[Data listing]
◆ ◆ ◆ ◆

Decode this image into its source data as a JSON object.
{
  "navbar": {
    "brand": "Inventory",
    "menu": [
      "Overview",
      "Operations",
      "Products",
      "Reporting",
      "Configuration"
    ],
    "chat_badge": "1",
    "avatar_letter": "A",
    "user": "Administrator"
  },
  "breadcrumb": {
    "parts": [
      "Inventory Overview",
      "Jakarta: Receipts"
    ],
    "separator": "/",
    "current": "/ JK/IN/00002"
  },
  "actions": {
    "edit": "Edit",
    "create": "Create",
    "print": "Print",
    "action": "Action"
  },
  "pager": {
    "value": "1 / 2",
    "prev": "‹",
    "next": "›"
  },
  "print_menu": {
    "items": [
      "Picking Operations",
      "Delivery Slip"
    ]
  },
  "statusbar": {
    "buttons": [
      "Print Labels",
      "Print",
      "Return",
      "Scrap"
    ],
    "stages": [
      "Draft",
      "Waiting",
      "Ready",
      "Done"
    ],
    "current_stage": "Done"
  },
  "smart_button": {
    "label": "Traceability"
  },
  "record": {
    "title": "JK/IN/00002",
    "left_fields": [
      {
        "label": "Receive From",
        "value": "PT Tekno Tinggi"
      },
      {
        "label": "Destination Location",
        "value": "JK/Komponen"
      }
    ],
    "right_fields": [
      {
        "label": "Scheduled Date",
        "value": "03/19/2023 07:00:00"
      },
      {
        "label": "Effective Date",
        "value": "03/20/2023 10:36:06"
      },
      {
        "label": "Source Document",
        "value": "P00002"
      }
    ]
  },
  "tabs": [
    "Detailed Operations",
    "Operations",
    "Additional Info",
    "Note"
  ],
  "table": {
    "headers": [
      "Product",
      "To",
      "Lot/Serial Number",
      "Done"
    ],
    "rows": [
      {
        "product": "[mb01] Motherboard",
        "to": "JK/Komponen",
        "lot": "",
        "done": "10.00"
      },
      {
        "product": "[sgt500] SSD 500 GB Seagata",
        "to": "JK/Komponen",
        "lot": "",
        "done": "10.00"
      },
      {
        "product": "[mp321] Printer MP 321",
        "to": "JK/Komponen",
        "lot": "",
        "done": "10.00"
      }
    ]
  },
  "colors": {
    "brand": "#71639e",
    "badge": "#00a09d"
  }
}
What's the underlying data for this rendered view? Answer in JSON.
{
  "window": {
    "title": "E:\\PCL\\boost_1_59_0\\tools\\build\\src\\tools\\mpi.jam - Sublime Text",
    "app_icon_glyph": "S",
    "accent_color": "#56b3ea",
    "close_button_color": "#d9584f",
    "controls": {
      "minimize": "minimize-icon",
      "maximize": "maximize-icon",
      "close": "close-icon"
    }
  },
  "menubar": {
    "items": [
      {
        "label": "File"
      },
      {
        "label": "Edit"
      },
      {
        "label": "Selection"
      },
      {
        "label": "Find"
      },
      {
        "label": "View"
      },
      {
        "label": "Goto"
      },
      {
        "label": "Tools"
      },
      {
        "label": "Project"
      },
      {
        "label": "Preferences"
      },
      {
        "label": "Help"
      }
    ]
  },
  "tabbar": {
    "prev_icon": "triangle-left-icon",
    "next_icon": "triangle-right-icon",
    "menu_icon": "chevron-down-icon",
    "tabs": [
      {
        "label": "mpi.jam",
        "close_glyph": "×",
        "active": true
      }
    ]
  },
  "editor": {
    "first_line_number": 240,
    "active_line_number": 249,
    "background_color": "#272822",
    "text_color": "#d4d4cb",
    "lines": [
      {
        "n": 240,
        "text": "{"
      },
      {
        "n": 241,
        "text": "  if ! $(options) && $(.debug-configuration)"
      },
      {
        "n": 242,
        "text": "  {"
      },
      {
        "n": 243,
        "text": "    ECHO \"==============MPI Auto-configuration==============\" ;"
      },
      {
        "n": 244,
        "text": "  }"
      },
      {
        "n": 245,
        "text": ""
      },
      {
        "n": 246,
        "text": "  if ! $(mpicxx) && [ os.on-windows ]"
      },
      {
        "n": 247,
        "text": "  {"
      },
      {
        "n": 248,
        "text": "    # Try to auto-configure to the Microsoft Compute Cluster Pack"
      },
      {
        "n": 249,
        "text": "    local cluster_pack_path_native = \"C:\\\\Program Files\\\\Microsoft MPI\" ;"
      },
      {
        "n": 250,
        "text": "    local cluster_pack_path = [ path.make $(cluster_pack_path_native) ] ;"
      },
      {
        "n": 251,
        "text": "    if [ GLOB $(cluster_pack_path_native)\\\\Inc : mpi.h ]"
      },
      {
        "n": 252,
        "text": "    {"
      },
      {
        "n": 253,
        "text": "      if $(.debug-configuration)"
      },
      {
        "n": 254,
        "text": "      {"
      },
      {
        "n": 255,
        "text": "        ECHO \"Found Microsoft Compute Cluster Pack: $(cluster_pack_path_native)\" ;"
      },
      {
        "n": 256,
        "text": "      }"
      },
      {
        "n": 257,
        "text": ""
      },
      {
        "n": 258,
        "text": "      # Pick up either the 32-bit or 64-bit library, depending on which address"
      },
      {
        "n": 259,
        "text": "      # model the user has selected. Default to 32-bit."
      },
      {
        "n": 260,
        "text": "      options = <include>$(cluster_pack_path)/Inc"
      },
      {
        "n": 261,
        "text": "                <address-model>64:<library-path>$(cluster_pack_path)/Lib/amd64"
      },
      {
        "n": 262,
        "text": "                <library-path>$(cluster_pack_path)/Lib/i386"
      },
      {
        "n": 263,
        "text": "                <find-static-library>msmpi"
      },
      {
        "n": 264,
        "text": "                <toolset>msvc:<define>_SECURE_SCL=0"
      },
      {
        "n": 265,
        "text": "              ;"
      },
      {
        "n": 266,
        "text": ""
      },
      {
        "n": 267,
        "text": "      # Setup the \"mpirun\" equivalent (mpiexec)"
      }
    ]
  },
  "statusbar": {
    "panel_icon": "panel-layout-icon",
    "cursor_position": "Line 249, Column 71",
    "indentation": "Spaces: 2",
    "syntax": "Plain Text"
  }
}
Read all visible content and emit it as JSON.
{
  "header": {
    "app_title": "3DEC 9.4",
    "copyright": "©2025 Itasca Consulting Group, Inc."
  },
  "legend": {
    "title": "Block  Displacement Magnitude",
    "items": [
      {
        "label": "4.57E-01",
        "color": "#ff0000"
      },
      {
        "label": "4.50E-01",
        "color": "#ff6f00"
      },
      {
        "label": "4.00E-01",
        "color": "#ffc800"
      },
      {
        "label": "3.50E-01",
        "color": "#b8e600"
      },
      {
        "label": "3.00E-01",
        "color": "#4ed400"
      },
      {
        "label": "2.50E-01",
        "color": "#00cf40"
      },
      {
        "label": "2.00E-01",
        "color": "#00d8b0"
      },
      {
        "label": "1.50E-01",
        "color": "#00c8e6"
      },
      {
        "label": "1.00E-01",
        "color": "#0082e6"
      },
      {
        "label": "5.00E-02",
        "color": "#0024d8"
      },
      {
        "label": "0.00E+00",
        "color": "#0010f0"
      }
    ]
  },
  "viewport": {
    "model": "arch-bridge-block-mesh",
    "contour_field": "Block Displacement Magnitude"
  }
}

◆ ◆ ◆ ◆

**WRITTEN REQUEST:** Each line must be given again exactly as written above.

**EXPECTED ANSWER:**
Decode this image into its source data as a JSON object.
{
  "navbar": {
    "brand": "Inventory",
    "menu": [
      "Overview",
      "Operations",
      "Products",
      "Reporting",
      "Configuration"
    ],
    "chat_badge": "1",
    "avatar_letter": "A",
    "user": "Administrator"
  },
  "breadcrumb": {
    "parts": [
      "Inventory Overview",
      "Jakarta: Receipts"
    ],
    "separator": "/",
    "current": "/ JK/IN/00002"
  },
  "actions": {
    "edit": "Edit",
    "create": "Create",
    "print": "Print",
    "action": "Action"
  },
  "pager": {
    "value": "1 / 2",
    "prev": "‹",
    "next": "›"
  },
  "print_menu": {
    "items": [
      "Picking Operations",
      "Delivery Slip"
    ]
  },
  "statusbar": {
    "buttons": [
      "Print Labels",
      "Print",
      "Return",
      "Scrap"
    ],
    "stages": [
      "Draft",
      "Waiting",
      "Ready",
      "Done"
    ],
    "current_stage": "Done"
  },
  "smart_button": {
    "label": "Traceability"
  },
  "record": {
    "title": "JK/IN/00002",
    "left_fields": [
      {
        "label": "Receive From",
        "value": "PT Tekno Tinggi"
      },
      {
        "label": "Destination Location",
        "value": "JK/Komponen"
      }
    ],
    "right_fields": [
      {
        "label": "Scheduled Date",
        "value": "03/19/2023 07:00:00"
      },
      {
        "label": "Effective Date",
        "value": "03/20/2023 10:36:06"
      },
      {
        "label": "Source Document",
        "value": "P00002"
      }
    ]
  },
  "tabs": [
    "Detailed Operations",
    "Operations",
    "Additional Info",
    "Note"
  ],
  "table": {
    "headers": [
      "Product",
      "To",
      "Lot/Serial Number",
      "Done"
    ],
    "rows": [
      {
        "product": "[mb01] Motherboard",
        "to": "JK/Komponen",
        "lot": "",
        "done": "10.00"
      },
      {
        "product": "[sgt500] SSD 500 GB Seagata",
        "to": "JK/Komponen",
        "lot": "",
        "done": "10.00"
      },
      {
        "product": "[mp321] Printer MP 321",
        "to": "JK/Komponen",
        "lot": "",
        "done": "10.00"
      }
    ]
  },
  "colors": {
    "brand": "#71639e",
    "badge": "#00a09d"
  }
}
What's the underlying data for this rendered view? Answer in JSON.
{
  "window": {
    "title": "E:\\PCL\\boost_1_59_0\\tools\\build\\src\\tools\\mpi.jam - Sublime Text",
    "app_icon_glyph": "S",
    "accent_color": "#56b3ea",
    "close_button_color": "#d9584f",
    "controls": {
      "minimize": "minimize-icon",
      "maximize": "maximize-icon",
      "close": "close-icon"
    }
  },
  "menubar": {
    "items": [
      {
        "label": "File"
      },
      {
        "label": "Edit"
      },
      {
        "label": "Selection"
      },
      {
        "label": "Find"
      },
      {
        "label": "View"
      },
      {
        "label": "Goto"
      },
      {
        "label": "Tools"
      },
      {
        "label": "Project"
      },
      {
        "label": "Preferences"
      },
      {
        "label": "Help"
      }
    ]
  },
  "tabbar": {
    "prev_icon": "triangle-left-icon",
    "next_icon": "triangle-right-icon",
    "menu_icon": "chevron-down-icon",
    "tabs": [
      {
        "label": "mpi.jam",
        "close_glyph": "×",
        "active": true
      }
    ]
  },
  "editor": {
    "first_line_number": 240,
    "active_line_number": 249,
    "background_color": "#272822",
    "text_color": "#d4d4cb",
    "lines": [
      {
        "n": 240,
        "text": "{"
      },
      {
        "n": 241,
        "text": "  if ! $(options) && $(.debug-configuration)"
      },
      {
        "n": 242,
        "text": "  {"
      },
      {
        "n": 243,
        "text": "    ECHO \"==============MPI Auto-configuration==============\" ;"
      },
      {
        "n": 244,
        "text": "  }"
      },
      {
        "n": 245,
        "text": ""
      },
      {
        "n": 246,
        "text": "  if ! $(mpicxx) && [ os.on-windows ]"
      },
      {
        "n": 247,
        "text": "  {"
      },
      {
        "n": 248,
        "text": "    # Try to auto-configure to the Microsoft Compute Cluster Pack"
      },
      {
        "n": 249,
        "text": "    local cluster_pack_path_native = \"C:\\\\Program Files\\\\Microsoft MPI\" ;"
      },
      {
        "n": 250,
        "text": "    local cluster_pack_path = [ path.make $(cluster_pack_path_native) ] ;"
      },
      {
        "n": 251,
        "text": "    if [ GLOB $(cluster_pack_path_native)\\\\Inc : mpi.h ]"
      },
      {
        "n": 252,
        "text": "    {"
      },
      {
        "n": 253,
        "text": "      if $(.debug-configuration)"
      },
      {
        "n": 254,
        "text": "      {"
      },
      {
        "n": 255,
        "text": "        ECHO \"Found Microsoft Compute Cluster Pack: $(cluster_pack_path_native)\" ;"
      },
      {
        "n": 256,
        "text": "      }"
      },
      {
        "n": 257,
        "text": ""
      },
      {
        "n": 258,
        "text": "      # Pick up either the 32-bit or 64-bit library, depending on which address"
      },
      {
        "n": 259,
        "text": "      # model the user has selected. Default to 32-bit."
      },
      {
        "n": 260,
        "text": "      options = <include>$(cluster_pack_path)/Inc"
      },
      {
        "n": 261,
        "text": "                <address-model>64:<library-path>$(cluster_pack_path)/Lib/amd64"
      },
      {
        "n": 262,
        "text": "                <library-path>$(cluster_pack_path)/Lib/i386"
      },
      {
        "n": 263,
        "text": "                <find-static-library>msmpi"
      },
      {
        "n": 264,
        "text": "                <toolset>msvc:<define>_SECURE_SCL=0"
      },
      {
        "n": 265,
        "text": "              ;"
      },
      {
        "n": 266,
        "text": ""
      },
      {
        "n": 267,
        "text": "      # Setup the \"mpirun\" equivalent (mpiexec)"
      }
    ]
  },
  "statusbar": {
    "panel_icon": "panel-layout-icon",
    "cursor_position": "Line 249, Column 71",
    "indentation": "Spaces: 2",
    "syntax": "Plain Text"
  }
}
Read all visible content and emit it as JSON.
{
  "header": {
    "app_title": "3DEC 9.4",
    "copyright": "©2025 Itasca Consulting Group, Inc."
  },
  "legend": {
    "title": "Block  Displacement Magnitude",
    "items": [
      {
        "label": "4.57E-01",
        "color": "#ff0000"
      },
      {
        "label": "4.50E-01",
        "color": "#ff6f00"
      },
      {
        "label": "4.00E-01",
        "color": "#ffc800"
      },
      {
        "label": "3.50E-01",
        "color": "#b8e600"
      },
      {
        "label": "3.00E-01",
        "color": "#4ed400"
      },
      {
        "label": "2.50E-01",
        "color": "#00cf40"
      },
      {
        "label": "2.00E-01",
        "color": "#00d8b0"
      },
      {
        "label": "1.50E-01",
        "color": "#00c8e6"
      },
      {
        "label": "1.00E-01",
        "color": "#0082e6"
      },
      {
        "label": "5.00E-02",
        "color": "#0024d8"
      },
      {
        "label": "0.00E+00",
        "color": "#0010f0"
      }
    ]
  },
  "viewport": {
    "model": "arch-bridge-block-mesh",
    "contour_field": "Block Displacement Magnitude"
  }
}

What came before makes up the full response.